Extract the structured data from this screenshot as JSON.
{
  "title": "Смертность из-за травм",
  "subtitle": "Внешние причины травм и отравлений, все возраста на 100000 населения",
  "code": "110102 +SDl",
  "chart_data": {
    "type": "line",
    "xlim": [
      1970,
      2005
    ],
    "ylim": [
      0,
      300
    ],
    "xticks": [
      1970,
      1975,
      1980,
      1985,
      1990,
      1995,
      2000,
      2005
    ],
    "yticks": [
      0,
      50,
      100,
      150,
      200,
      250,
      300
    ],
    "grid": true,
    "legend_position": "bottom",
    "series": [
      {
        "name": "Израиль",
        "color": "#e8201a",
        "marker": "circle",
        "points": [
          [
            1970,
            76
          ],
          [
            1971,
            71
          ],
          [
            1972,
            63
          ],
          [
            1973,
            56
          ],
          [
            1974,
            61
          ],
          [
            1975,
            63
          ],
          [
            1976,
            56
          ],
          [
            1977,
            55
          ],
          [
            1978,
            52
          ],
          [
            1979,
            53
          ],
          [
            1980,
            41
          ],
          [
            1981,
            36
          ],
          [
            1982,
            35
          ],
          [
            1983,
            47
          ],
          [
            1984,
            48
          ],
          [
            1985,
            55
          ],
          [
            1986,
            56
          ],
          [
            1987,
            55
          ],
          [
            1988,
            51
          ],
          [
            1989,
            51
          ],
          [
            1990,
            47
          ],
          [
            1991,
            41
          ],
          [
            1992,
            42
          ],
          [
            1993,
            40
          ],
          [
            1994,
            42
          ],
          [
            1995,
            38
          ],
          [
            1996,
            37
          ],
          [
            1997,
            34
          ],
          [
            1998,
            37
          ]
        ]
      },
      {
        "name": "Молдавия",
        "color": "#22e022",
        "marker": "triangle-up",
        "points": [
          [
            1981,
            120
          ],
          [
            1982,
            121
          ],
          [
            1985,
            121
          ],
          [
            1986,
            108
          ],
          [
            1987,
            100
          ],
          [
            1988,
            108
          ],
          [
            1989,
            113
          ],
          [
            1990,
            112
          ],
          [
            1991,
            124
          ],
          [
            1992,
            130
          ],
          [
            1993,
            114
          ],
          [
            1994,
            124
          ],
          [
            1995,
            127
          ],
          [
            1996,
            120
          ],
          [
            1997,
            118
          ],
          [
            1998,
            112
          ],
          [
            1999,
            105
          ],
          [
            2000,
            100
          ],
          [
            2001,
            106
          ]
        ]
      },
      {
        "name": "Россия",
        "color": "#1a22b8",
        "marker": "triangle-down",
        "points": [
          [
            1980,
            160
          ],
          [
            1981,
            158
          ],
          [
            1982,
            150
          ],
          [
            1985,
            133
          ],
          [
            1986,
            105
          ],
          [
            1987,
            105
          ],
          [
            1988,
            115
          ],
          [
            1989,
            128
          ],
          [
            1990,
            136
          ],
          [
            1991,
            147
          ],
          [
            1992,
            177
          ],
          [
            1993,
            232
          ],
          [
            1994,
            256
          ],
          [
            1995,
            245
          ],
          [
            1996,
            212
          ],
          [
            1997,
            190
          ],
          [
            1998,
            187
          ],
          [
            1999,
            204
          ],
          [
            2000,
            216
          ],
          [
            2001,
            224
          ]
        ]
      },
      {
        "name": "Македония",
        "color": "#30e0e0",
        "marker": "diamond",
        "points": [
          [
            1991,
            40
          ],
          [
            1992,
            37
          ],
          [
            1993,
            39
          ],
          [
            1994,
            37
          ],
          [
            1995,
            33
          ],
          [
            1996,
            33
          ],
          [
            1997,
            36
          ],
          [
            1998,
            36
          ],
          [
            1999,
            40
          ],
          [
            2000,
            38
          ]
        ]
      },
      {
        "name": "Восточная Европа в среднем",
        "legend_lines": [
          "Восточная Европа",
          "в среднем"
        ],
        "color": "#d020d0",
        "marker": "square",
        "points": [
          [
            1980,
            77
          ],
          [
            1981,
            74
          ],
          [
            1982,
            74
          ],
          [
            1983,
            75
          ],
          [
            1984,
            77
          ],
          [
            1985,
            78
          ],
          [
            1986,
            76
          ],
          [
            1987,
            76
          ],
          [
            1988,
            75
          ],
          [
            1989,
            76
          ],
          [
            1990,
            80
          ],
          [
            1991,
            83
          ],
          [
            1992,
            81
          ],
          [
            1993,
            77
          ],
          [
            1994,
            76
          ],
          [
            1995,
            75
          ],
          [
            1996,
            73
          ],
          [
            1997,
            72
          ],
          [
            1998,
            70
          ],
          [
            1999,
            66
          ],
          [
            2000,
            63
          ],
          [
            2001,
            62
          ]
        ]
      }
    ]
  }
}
+===+
Return only those lines of the records that contain the string "среднем".

        "name": "Восточная Европа в среднем",
          "в среднем"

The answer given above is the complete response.